### [Problem]
Transcribe every line exactly. Leave the pictures behind.

----- Supplied data -----

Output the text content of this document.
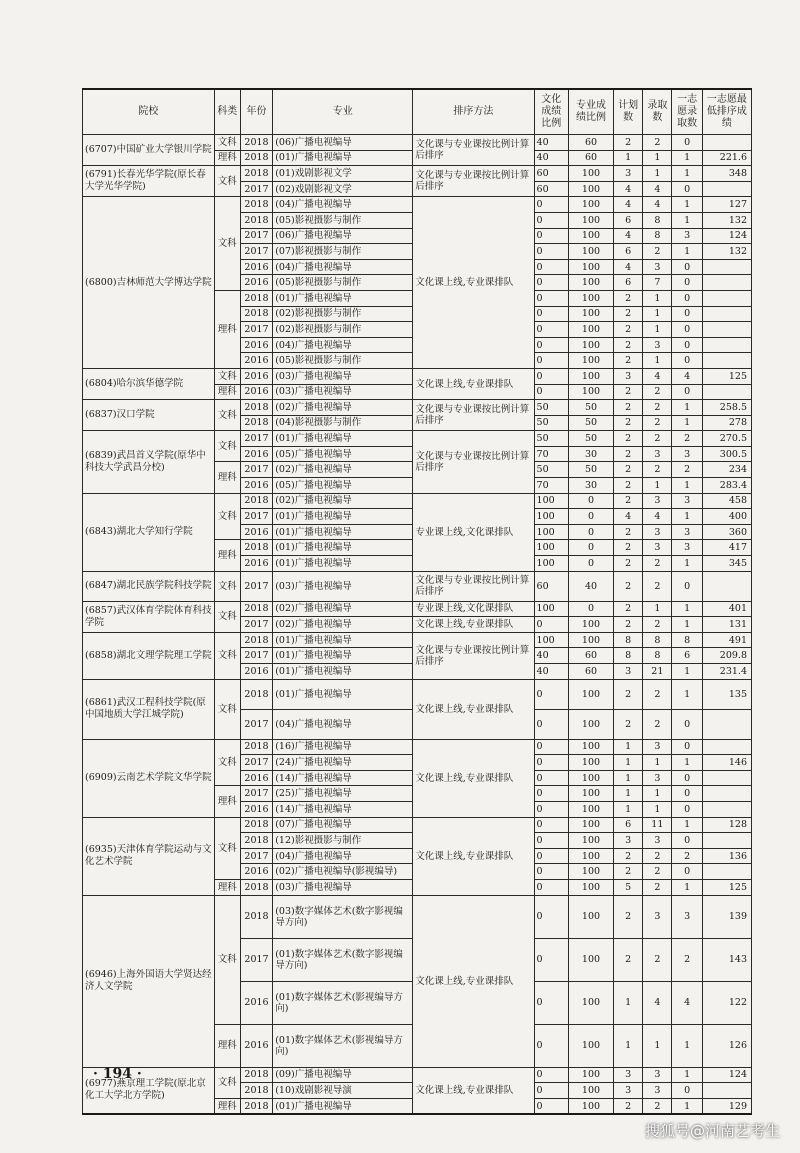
院校	科类	年份	专业	排序方法	文化成绩比例	专业成绩比例	计划数	录取数	一志愿录取数	一志愿最低排序成绩
(6707)中国矿业大学银川学院	文科	2018	(06)广播电视编导	文化课与专业课按比例计算后排序	40	60	2	2	0	
	理科	2018	(01)广播电视编导		40	60	1	1	1	221.6
(6791)长春光华学院(原长春大学光华学院)	文科	2018	(01)戏剧影视文学	文化课与专业课按比例计算后排序	60	100	3	1	1	348
		2017	(02)戏剧影视文学		60	100	4	4	0	
(6800)吉林师范大学博达学院	文科	2018	(04)广播电视编导	文化课上线,专业课排队	0	100	4	4	1	127
		2018	(05)影视摄影与制作		0	100	6	8	1	132
		2017	(06)广播电视编导		0	100	4	8	3	124
		2017	(07)影视摄影与制作		0	100	6	2	1	132
		2016	(04)广播电视编导		0	100	4	3	0	
		2016	(05)影视摄影与制作		0	100	6	7	0	
	理科	2018	(01)广播电视编导		0	100	2	1	0	
		2018	(02)影视摄影与制作		0	100	2	1	0	
		2017	(02)影视摄影与制作		0	100	2	1	0	
		2016	(04)广播电视编导		0	100	2	3	0	
		2016	(05)影视摄影与制作		0	100	2	1	0	
(6804)哈尔滨华德学院	文科	2016	(03)广播电视编导	文化课上线,专业课排队	0	100	3	4	4	125
	理科	2016	(03)广播电视编导		0	100	2	2	0	
(6837)汉口学院	文科	2018	(02)广播电视编导	文化课与专业课按比例计算后排序	50	50	2	2	1	258.5
		2018	(04)影视摄影与制作		50	50	2	2	1	278
(6839)武昌首义学院(原华中科技大学武昌分校)	文科	2017	(01)广播电视编导	文化课与专业课按比例计算后排序	50	50	2	2	2	270.5
		2016	(05)广播电视编导		70	30	2	3	3	300.5
	理科	2017	(02)广播电视编导		50	50	2	2	2	234
		2016	(05)广播电视编导		70	30	2	1	1	283.4
(6843)湖北大学知行学院	文科	2018	(02)广播电视编导	专业课上线,文化课排队	100	0	2	3	3	458
		2017	(01)广播电视编导		100	0	4	4	1	400
		2016	(01)广播电视编导		100	0	2	3	3	360
	理科	2018	(01)广播电视编导		100	0	2	3	3	417
		2016	(01)广播电视编导		100	0	2	2	1	345
(6847)湖北民族学院科技学院	文科	2017	(03)广播电视编导	文化课与专业课按比例计算后排序	60	40	2	2	0	
(6857)武汉体育学院体育科技学院	文科	2018	(02)广播电视编导	专业课上线,文化课排队	100	0	2	1	1	401
		2017	(02)广播电视编导	文化课上线,专业课排队	0	100	2	2	1	131
(6858)湖北文理学院理工学院	文科	2018	(01)广播电视编导	文化课与专业课按比例计算后排序	100	100	8	8	8	491
		2017	(01)广播电视编导		40	60	8	8	6	209.8
		2016	(01)广播电视编导		40	60	3	21	1	231.4
(6861)武汉工程科技学院(原中国地质大学江城学院)	文科	2018	(01)广播电视编导	文化课上线,专业课排队	0	100	2	2	1	135
		2017	(04)广播电视编导		0	100	2	2	0	
(6909)云南艺术学院文华学院	文科	2018	(16)广播电视编导	文化课上线,专业课排队	0	100	1	3	0	
		2017	(24)广播电视编导		0	100	1	1	1	146
		2016	(14)广播电视编导		0	100	1	3	0	
	理科	2017	(25)广播电视编导		0	100	1	1	0	
		2016	(14)广播电视编导		0	100	1	1	0	
(6935)天津体育学院运动与文化艺术学院	文科	2018	(07)广播电视编导	文化课上线,专业课排队	0	100	6	11	1	128
		2018	(12)影视摄影与制作		0	100	3	3	0	
		2017	(04)广播电视编导		0	100	2	2	2	136
		2016	(02)广播电视编导(影视编导)		0	100	2	2	0	
	理科	2018	(03)广播电视编导		0	100	5	2	1	125
(6946)上海外国语大学贤达经济人文学院	文科	2018	(03)数字媒体艺术(数字影视编导方向)	文化课上线,专业课排队	0	100	2	3	3	139
		2017	(01)数字媒体艺术(数字影视编导方向)		0	100	2	2	2	143
		2016	(01)数字媒体艺术(影视编导方向)		0	100	1	4	4	122
	理科	2016	(01)数字媒体艺术(影视编导方向)		0	100	1	1	1	126
(6977)燕京理工学院(原北京化工大学北方学院)	文科	2018	(09)广播电视编导	文化课上线,专业课排队	0	100	3	3	1	124
		2018	(10)戏剧影视导演		0	100	3	3	0	
	理科	2018	(01)广播电视编导		0	100	2	2	1	129
· 194 ·
搜狐号@河南艺考生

-----

### [Exercise output]
Output the text content of this document.
院校	科类	年份	专业	排序方法	文化成绩比例	专业成绩比例	计划数	录取数	一志愿录取数	一志愿最低排序成绩
(6707)中国矿业大学银川学院	文科	2018	(06)广播电视编导	文化课与专业课按比例计算后排序	40	60	2	2	0	
	理科	2018	(01)广播电视编导		40	60	1	1	1	221.6
(6791)长春光华学院(原长春大学光华学院)	文科	2018	(01)戏剧影视文学	文化课与专业课按比例计算后排序	60	100	3	1	1	348
		2017	(02)戏剧影视文学		60	100	4	4	0	
(6800)吉林师范大学博达学院	文科	2018	(04)广播电视编导	文化课上线,专业课排队	0	100	4	4	1	127
		2018	(05)影视摄影与制作		0	100	6	8	1	132
		2017	(06)广播电视编导		0	100	4	8	3	124
		2017	(07)影视摄影与制作		0	100	6	2	1	132
		2016	(04)广播电视编导		0	100	4	3	0	
		2016	(05)影视摄影与制作		0	100	6	7	0	
	理科	2018	(01)广播电视编导		0	100	2	1	0	
		2018	(02)影视摄影与制作		0	100	2	1	0	
		2017	(02)影视摄影与制作		0	100	2	1	0	
		2016	(04)广播电视编导		0	100	2	3	0	
		2016	(05)影视摄影与制作		0	100	2	1	0	
(6804)哈尔滨华德学院	文科	2016	(03)广播电视编导	文化课上线,专业课排队	0	100	3	4	4	125
	理科	2016	(03)广播电视编导		0	100	2	2	0	
(6837)汉口学院	文科	2018	(02)广播电视编导	文化课与专业课按比例计算后排序	50	50	2	2	1	258.5
		2018	(04)影视摄影与制作		50	50	2	2	1	278
(6839)武昌首义学院(原华中科技大学武昌分校)	文科	2017	(01)广播电视编导	文化课与专业课按比例计算后排序	50	50	2	2	2	270.5
		2016	(05)广播电视编导		70	30	2	3	3	300.5
	理科	2017	(02)广播电视编导		50	50	2	2	2	234
		2016	(05)广播电视编导		70	30	2	1	1	283.4
(6843)湖北大学知行学院	文科	2018	(02)广播电视编导	专业课上线,文化课排队	100	0	2	3	3	458
		2017	(01)广播电视编导		100	0	4	4	1	400
		2016	(01)广播电视编导		100	0	2	3	3	360
	理科	2018	(01)广播电视编导		100	0	2	3	3	417
		2016	(01)广播电视编导		100	0	2	2	1	345
(6847)湖北民族学院科技学院	文科	2017	(03)广播电视编导	文化课与专业课按比例计算后排序	60	40	2	2	0	
(6857)武汉体育学院体育科技学院	文科	2018	(02)广播电视编导	专业课上线,文化课排队	100	0	2	1	1	401
		2017	(02)广播电视编导	文化课上线,专业课排队	0	100	2	2	1	131
(6858)湖北文理学院理工学院	文科	2018	(01)广播电视编导	文化课与专业课按比例计算后排序	100	100	8	8	8	491
		2017	(01)广播电视编导		40	60	8	8	6	209.8
		2016	(01)广播电视编导		40	60	3	21	1	231.4
(6861)武汉工程科技学院(原中国地质大学江城学院)	文科	2018	(01)广播电视编导	文化课上线,专业课排队	0	100	2	2	1	135
		2017	(04)广播电视编导		0	100	2	2	0	
(6909)云南艺术学院文华学院	文科	2018	(16)广播电视编导	文化课上线,专业课排队	0	100	1	3	0	
		2017	(24)广播电视编导		0	100	1	1	1	146
		2016	(14)广播电视编导		0	100	1	3	0	
	理科	2017	(25)广播电视编导		0	100	1	1	0	
		2016	(14)广播电视编导		0	100	1	1	0	
(6935)天津体育学院运动与文化艺术学院	文科	2018	(07)广播电视编导	文化课上线,专业课排队	0	100	6	11	1	128
		2018	(12)影视摄影与制作		0	100	3	3	0	
		2017	(04)广播电视编导		0	100	2	2	2	136
		2016	(02)广播电视编导(影视编导)		0	100	2	2	0	
	理科	2018	(03)广播电视编导		0	100	5	2	1	125
(6946)上海外国语大学贤达经济人文学院	文科	2018	(03)数字媒体艺术(数字影视编导方向)	文化课上线,专业课排队	0	100	2	3	3	139
		2017	(01)数字媒体艺术(数字影视编导方向)		0	100	2	2	2	143
		2016	(01)数字媒体艺术(影视编导方向)		0	100	1	4	4	122
	理科	2016	(01)数字媒体艺术(影视编导方向)		0	100	1	1	1	126
(6977)燕京理工学院(原北京化工大学北方学院)	文科	2018	(09)广播电视编导	文化课上线,专业课排队	0	100	3	3	1	124
		2018	(10)戏剧影视导演		0	100	3	3	0	
	理科	2018	(01)广播电视编导		0	100	2	2	1	129
· 194 ·
搜狐号@河南艺考生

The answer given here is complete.